Aim of the exercise: Return every line of the listing below that contains the string "eraser", copied without change.

Dataset records:

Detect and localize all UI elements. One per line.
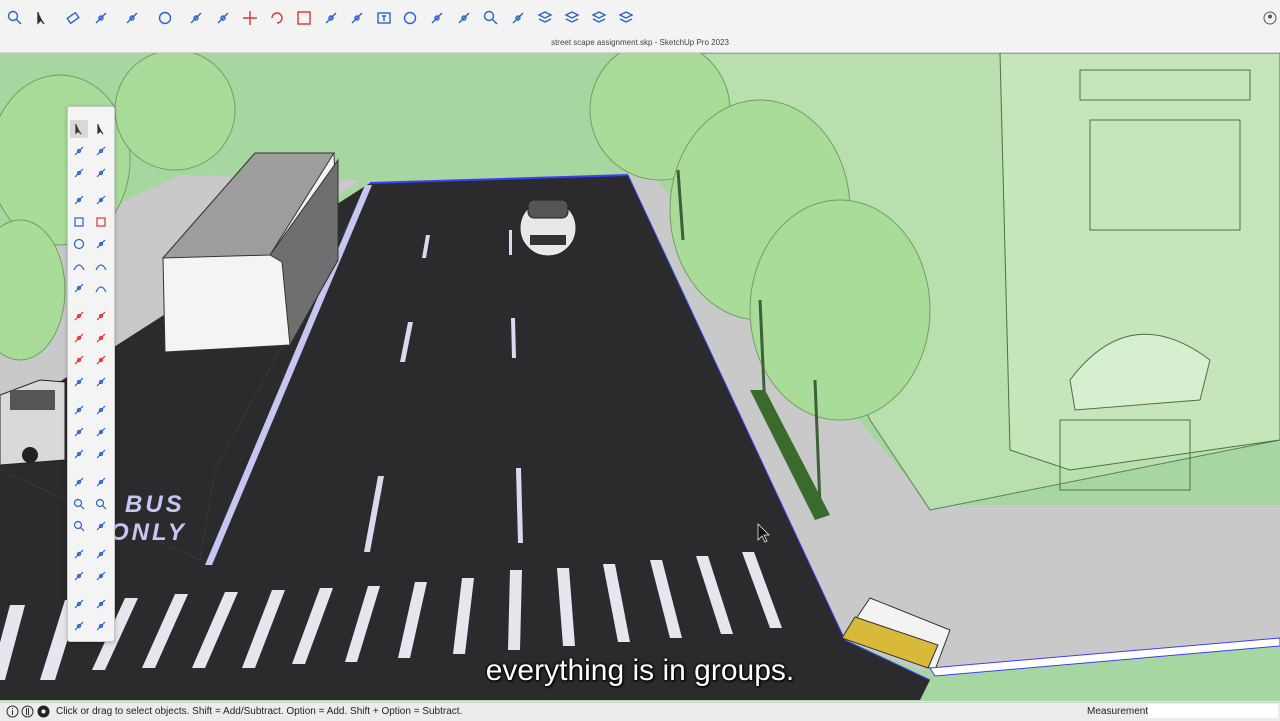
bus-marking-line-1: BUS: [125, 491, 185, 518]
video-caption: everything is in groups.: [485, 654, 795, 687]
look-around-icon[interactable]: [92, 517, 110, 535]
eye-icon[interactable]: [70, 567, 88, 585]
follow-me-icon[interactable]: [92, 329, 110, 347]
measurements-label: Measurements: [1087, 706, 1154, 717]
components-icon[interactable]: [535, 8, 555, 28]
lasso-select-icon[interactable]: [92, 120, 110, 138]
building-corner-tower: [999, 53, 1280, 471]
push-pull-icon[interactable]: [92, 307, 110, 325]
rotate-icon[interactable]: [267, 8, 287, 28]
polygon-icon[interactable]: [92, 235, 110, 253]
info-icon[interactable]: [6, 705, 19, 718]
styles-icon[interactable]: [92, 595, 110, 613]
rotated-rect-icon[interactable]: [92, 213, 110, 231]
move-icon[interactable]: [70, 307, 88, 325]
account-icon[interactable]: [37, 705, 50, 718]
zoom-window-icon[interactable]: [92, 495, 110, 513]
position-camera-icon[interactable]: [92, 473, 110, 491]
orbit-icon[interactable]: [400, 8, 420, 28]
offset-icon[interactable]: [213, 8, 233, 28]
layers-icon[interactable]: [589, 8, 609, 28]
materials-icon[interactable]: [92, 617, 110, 635]
tape-icon[interactable]: [92, 164, 110, 182]
move-icon[interactable]: [240, 8, 260, 28]
tape-measure-icon[interactable]: [70, 423, 88, 441]
zoom-icon[interactable]: [70, 495, 88, 513]
zoom-icon[interactable]: [481, 8, 501, 28]
select-icon[interactable]: [70, 120, 88, 138]
rotate-icon[interactable]: [70, 329, 88, 347]
zoom-extents-icon[interactable]: [70, 517, 88, 535]
sound-icon[interactable]: [92, 567, 110, 585]
user-circle-icon[interactable]: [1260, 8, 1280, 28]
layers-icon[interactable]: [70, 617, 88, 635]
eraser-icon[interactable]: [92, 142, 110, 160]
components-icon[interactable]: [70, 595, 88, 613]
axes-icon[interactable]: [70, 373, 88, 391]
text-label-icon[interactable]: [92, 445, 110, 463]
window-title: street scape assignment.skp - SketchUp P…: [551, 38, 729, 47]
shape-circle-icon[interactable]: [155, 8, 175, 28]
dimension-icon[interactable]: [92, 401, 110, 419]
model-viewport[interactable]: BUS ONLY: [0, 53, 1280, 701]
protractor-icon[interactable]: [92, 373, 110, 391]
search-icon[interactable]: [5, 8, 25, 28]
main-toolbar: [0, 0, 1280, 36]
line-pencil-icon[interactable]: [91, 8, 111, 28]
scale-icon[interactable]: [294, 8, 314, 28]
scale-icon[interactable]: [70, 351, 88, 369]
orbit-icon[interactable]: [70, 445, 88, 463]
rectangle-icon[interactable]: [70, 213, 88, 231]
freehand-icon[interactable]: [92, 191, 110, 209]
paint-bucket-icon[interactable]: [347, 8, 367, 28]
pie-icon[interactable]: [70, 279, 88, 297]
tape-measure-icon[interactable]: [321, 8, 341, 28]
credits-icon[interactable]: [21, 705, 34, 718]
walker-icon[interactable]: [92, 545, 110, 563]
freehand-arc-icon[interactable]: [122, 8, 142, 28]
circle-icon[interactable]: [70, 235, 88, 253]
eraser-icon[interactable]: [63, 8, 83, 28]
tag-icon[interactable]: [70, 164, 88, 182]
walk-icon[interactable]: [70, 473, 88, 491]
status-hint: Click or drag to select objects. Shift =…: [56, 706, 463, 717]
car-top: [519, 199, 577, 257]
status-bar: Click or drag to select objects. Shift =…: [0, 702, 1280, 721]
scenes-icon[interactable]: [616, 8, 636, 28]
offset-icon[interactable]: [92, 351, 110, 369]
text-icon[interactable]: [374, 8, 394, 28]
section-plane-icon[interactable]: [70, 401, 88, 419]
walk-icon[interactable]: [454, 8, 474, 28]
select-arrow-icon[interactable]: [32, 8, 52, 28]
pan-icon[interactable]: [427, 8, 447, 28]
arc-icon[interactable]: [70, 257, 88, 275]
zoom-extents-icon[interactable]: [508, 8, 528, 28]
styles-icon[interactable]: [562, 8, 582, 28]
push-pull-icon[interactable]: [186, 8, 206, 28]
tool-palette: [67, 106, 115, 642]
car-left: [0, 379, 66, 466]
text-3d-icon[interactable]: [92, 423, 110, 441]
arc-3pt-icon[interactable]: [92, 257, 110, 275]
paint-icon[interactable]: [70, 142, 88, 160]
user-icon[interactable]: [70, 545, 88, 563]
measurements-input[interactable]: [1148, 704, 1278, 718]
pencil-icon[interactable]: [70, 191, 88, 209]
arc-2pt-icon[interactable]: [92, 279, 110, 297]
title-bar: street scape assignment.skp - SketchUp P…: [0, 36, 1280, 53]
bus-marking-line-2: ONLY: [110, 519, 187, 546]
scene-canvas[interactable]: BUS ONLY: [0, 53, 1280, 701]
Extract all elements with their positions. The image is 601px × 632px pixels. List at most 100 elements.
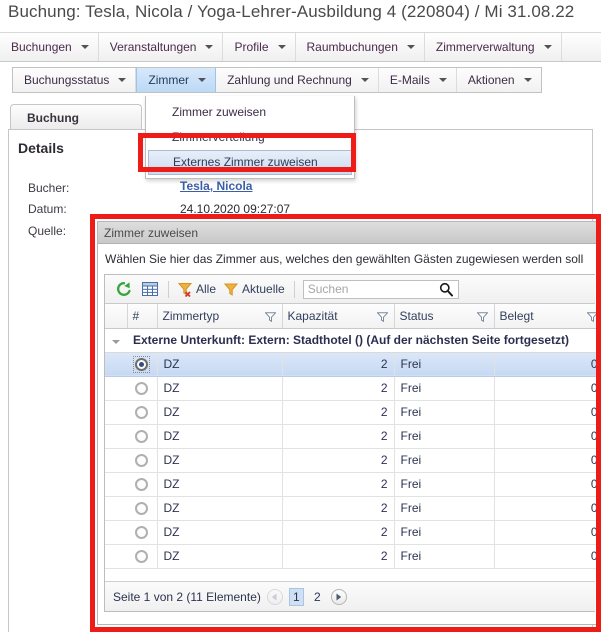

Response to the task:
eraser-icon[interactable]: [92, 142, 110, 160]
eraser-icon[interactable]: [63, 8, 83, 28]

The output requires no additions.